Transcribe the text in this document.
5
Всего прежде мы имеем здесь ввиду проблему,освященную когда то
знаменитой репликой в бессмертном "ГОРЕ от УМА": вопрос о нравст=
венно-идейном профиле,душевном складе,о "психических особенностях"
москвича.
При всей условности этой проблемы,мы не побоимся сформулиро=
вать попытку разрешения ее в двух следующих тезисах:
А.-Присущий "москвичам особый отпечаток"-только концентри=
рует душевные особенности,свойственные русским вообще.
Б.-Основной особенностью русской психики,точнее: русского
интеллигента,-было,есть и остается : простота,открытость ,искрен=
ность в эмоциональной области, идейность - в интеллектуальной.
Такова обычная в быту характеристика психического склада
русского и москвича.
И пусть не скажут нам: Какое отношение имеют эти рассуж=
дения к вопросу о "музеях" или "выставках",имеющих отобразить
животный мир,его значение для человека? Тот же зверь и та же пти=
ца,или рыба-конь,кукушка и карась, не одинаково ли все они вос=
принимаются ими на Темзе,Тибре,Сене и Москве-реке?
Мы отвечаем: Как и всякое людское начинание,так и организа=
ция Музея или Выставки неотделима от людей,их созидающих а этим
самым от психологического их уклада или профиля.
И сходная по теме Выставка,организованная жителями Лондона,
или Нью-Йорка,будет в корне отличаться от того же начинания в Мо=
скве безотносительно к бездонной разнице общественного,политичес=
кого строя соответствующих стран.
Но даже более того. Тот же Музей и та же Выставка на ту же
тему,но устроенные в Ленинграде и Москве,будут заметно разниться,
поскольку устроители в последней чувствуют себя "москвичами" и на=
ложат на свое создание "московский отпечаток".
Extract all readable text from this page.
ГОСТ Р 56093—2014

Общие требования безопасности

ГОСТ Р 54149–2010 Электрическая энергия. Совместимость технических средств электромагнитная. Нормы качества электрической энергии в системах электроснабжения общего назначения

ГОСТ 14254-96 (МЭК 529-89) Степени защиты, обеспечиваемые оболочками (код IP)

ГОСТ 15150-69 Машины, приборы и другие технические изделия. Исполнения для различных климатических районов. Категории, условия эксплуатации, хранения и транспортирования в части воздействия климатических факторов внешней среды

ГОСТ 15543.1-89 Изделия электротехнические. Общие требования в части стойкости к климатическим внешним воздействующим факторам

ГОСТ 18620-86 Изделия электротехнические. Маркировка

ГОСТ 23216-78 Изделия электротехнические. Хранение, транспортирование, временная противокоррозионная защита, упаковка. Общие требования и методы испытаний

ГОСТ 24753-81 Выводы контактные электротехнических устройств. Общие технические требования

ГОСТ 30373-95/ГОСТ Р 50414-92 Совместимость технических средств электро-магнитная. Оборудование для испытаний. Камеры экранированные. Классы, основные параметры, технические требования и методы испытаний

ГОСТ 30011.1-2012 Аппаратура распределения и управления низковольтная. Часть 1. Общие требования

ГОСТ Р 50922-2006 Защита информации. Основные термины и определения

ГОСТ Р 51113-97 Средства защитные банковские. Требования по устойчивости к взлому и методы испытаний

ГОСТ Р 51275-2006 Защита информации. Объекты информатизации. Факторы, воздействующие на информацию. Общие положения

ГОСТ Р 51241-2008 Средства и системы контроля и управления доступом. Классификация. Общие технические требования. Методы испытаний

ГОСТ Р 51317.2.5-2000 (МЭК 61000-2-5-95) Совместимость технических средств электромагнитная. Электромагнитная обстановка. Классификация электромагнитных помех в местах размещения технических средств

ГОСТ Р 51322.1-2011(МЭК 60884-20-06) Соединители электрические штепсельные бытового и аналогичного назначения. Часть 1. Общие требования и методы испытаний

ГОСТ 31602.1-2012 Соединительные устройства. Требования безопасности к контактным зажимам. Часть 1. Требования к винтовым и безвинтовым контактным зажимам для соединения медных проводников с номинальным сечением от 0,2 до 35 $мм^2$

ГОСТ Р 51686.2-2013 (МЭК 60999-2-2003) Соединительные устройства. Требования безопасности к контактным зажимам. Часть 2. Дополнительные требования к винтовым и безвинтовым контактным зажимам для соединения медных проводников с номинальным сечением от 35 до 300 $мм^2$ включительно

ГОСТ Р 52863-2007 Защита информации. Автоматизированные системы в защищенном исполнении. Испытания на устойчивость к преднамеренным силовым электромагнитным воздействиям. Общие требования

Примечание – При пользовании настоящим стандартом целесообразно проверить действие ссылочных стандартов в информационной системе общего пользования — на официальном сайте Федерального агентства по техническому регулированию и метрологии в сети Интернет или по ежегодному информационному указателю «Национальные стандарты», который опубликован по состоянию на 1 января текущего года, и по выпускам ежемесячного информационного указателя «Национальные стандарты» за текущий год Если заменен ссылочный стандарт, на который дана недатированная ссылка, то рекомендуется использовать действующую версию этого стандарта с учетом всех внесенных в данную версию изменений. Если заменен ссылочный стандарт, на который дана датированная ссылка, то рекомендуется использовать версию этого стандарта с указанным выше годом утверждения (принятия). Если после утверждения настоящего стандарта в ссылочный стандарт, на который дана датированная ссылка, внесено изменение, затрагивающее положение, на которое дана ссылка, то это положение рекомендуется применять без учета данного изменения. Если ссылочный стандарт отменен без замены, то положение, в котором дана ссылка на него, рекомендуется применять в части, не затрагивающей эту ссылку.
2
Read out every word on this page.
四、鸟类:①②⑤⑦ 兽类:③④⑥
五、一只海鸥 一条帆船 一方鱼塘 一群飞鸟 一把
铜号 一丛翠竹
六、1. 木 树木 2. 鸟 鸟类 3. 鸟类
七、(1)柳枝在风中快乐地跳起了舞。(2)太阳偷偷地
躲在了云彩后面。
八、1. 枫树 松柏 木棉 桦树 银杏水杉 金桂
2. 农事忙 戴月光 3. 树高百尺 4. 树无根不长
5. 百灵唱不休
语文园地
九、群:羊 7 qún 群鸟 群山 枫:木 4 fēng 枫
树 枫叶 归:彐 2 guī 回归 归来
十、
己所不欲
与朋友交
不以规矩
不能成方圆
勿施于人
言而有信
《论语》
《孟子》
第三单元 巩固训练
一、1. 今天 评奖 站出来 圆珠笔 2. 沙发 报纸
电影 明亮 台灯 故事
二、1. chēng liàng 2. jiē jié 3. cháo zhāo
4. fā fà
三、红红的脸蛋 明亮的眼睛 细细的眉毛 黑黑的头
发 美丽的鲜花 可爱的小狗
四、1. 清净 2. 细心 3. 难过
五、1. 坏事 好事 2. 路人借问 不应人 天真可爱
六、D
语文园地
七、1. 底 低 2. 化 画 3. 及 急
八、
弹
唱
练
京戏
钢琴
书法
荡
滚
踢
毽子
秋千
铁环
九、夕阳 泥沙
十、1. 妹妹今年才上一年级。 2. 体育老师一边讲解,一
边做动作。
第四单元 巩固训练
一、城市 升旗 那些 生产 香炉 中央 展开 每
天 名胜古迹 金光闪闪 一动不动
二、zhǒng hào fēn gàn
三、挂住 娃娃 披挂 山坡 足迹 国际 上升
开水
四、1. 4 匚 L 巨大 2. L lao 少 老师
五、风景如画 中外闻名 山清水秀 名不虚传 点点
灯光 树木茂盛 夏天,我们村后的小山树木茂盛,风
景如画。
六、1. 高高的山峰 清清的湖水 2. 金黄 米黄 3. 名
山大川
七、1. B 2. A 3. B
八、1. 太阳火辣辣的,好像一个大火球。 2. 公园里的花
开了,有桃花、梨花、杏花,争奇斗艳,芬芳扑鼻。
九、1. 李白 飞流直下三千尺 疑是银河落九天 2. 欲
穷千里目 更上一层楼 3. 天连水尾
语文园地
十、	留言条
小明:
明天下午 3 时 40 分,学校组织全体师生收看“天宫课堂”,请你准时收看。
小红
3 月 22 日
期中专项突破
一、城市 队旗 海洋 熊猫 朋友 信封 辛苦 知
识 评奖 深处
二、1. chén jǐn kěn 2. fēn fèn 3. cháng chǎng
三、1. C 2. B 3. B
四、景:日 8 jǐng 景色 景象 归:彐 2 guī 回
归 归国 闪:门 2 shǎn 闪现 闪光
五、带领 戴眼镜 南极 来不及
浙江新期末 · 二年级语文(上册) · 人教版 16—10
☆ ☆ ☆ ☆ ☆
#### TASK DIRECTIONS
Determine the count of lines in the data above with the string "Совместимость" in them, and give that count alone.

#### COMPLETE RESPONSE
3